* Begin TASK MATERIAL *

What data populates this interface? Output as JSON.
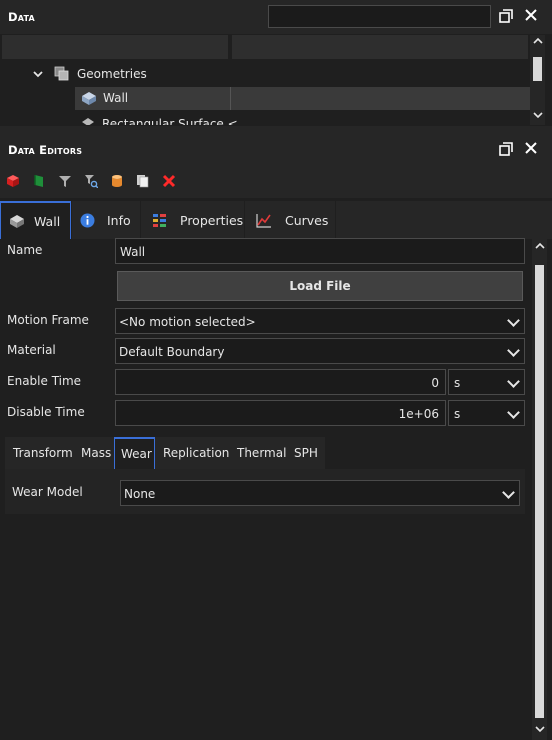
{
  "data_panel": {
    "title": "Data",
    "search_value": "",
    "tree": {
      "geometries_label": "Geometries",
      "wall_label": "Wall",
      "partial_item_label": "Rectangular Surface <"
    }
  },
  "editors_panel": {
    "title": "Data Editors",
    "toolbar_icons": [
      "red-cube-icon",
      "green-flag-icon",
      "funnel-icon",
      "search-filter-icon",
      "cylinder-icon",
      "copy-icon",
      "delete-icon"
    ],
    "tabs": [
      {
        "label": "Wall",
        "icon": "wall-icon"
      },
      {
        "label": "Info",
        "icon": "info-icon"
      },
      {
        "label": "Properties",
        "icon": "properties-icon"
      },
      {
        "label": "Curves",
        "icon": "curves-icon"
      }
    ],
    "form": {
      "name_label": "Name",
      "name_value": "Wall",
      "load_file_label": "Load File",
      "motion_frame_label": "Motion Frame",
      "motion_frame_value": "<No motion selected>",
      "material_label": "Material",
      "material_value": "Default Boundary",
      "enable_time_label": "Enable Time",
      "enable_time_value": "0",
      "enable_time_unit": "s",
      "disable_time_label": "Disable Time",
      "disable_time_value": "1e+06",
      "disable_time_unit": "s"
    },
    "sub_tabs": [
      "Transform",
      "Mass",
      "Wear",
      "Replication",
      "Thermal",
      "SPH"
    ],
    "wear": {
      "model_label": "Wear Model",
      "model_value": "None"
    }
  },
  "colors": {
    "accent": "#3a6fd8",
    "panel_bg": "#262626",
    "field_bg": "#1b1b1b"
  }
}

* End TASK MATERIAL *

_TASK STATEMENT_.
Reproduce each line of the records exactly, and omit every picture.

_RESPONSE_.
What data populates this interface? Output as JSON.
{
  "data_panel": {
    "title": "Data",
    "search_value": "",
    "tree": {
      "geometries_label": "Geometries",
      "wall_label": "Wall",
      "partial_item_label": "Rectangular Surface <"
    }
  },
  "editors_panel": {
    "title": "Data Editors",
    "toolbar_icons": [
      "red-cube-icon",
      "green-flag-icon",
      "funnel-icon",
      "search-filter-icon",
      "cylinder-icon",
      "copy-icon",
      "delete-icon"
    ],
    "tabs": [
      {
        "label": "Wall",
        "icon": "wall-icon"
      },
      {
        "label": "Info",
        "icon": "info-icon"
      },
      {
        "label": "Properties",
        "icon": "properties-icon"
      },
      {
        "label": "Curves",
        "icon": "curves-icon"
      }
    ],
    "form": {
      "name_label": "Name",
      "name_value": "Wall",
      "load_file_label": "Load File",
      "motion_frame_label": "Motion Frame",
      "motion_frame_value": "<No motion selected>",
      "material_label": "Material",
      "material_value": "Default Boundary",
      "enable_time_label": "Enable Time",
      "enable_time_value": "0",
      "enable_time_unit": "s",
      "disable_time_label": "Disable Time",
      "disable_time_value": "1e+06",
      "disable_time_unit": "s"
    },
    "sub_tabs": [
      "Transform",
      "Mass",
      "Wear",
      "Replication",
      "Thermal",
      "SPH"
    ],
    "wear": {
      "model_label": "Wear Model",
      "model_value": "None"
    }
  },
  "colors": {
    "accent": "#3a6fd8",
    "panel_bg": "#262626",
    "field_bg": "#1b1b1b"
  }
}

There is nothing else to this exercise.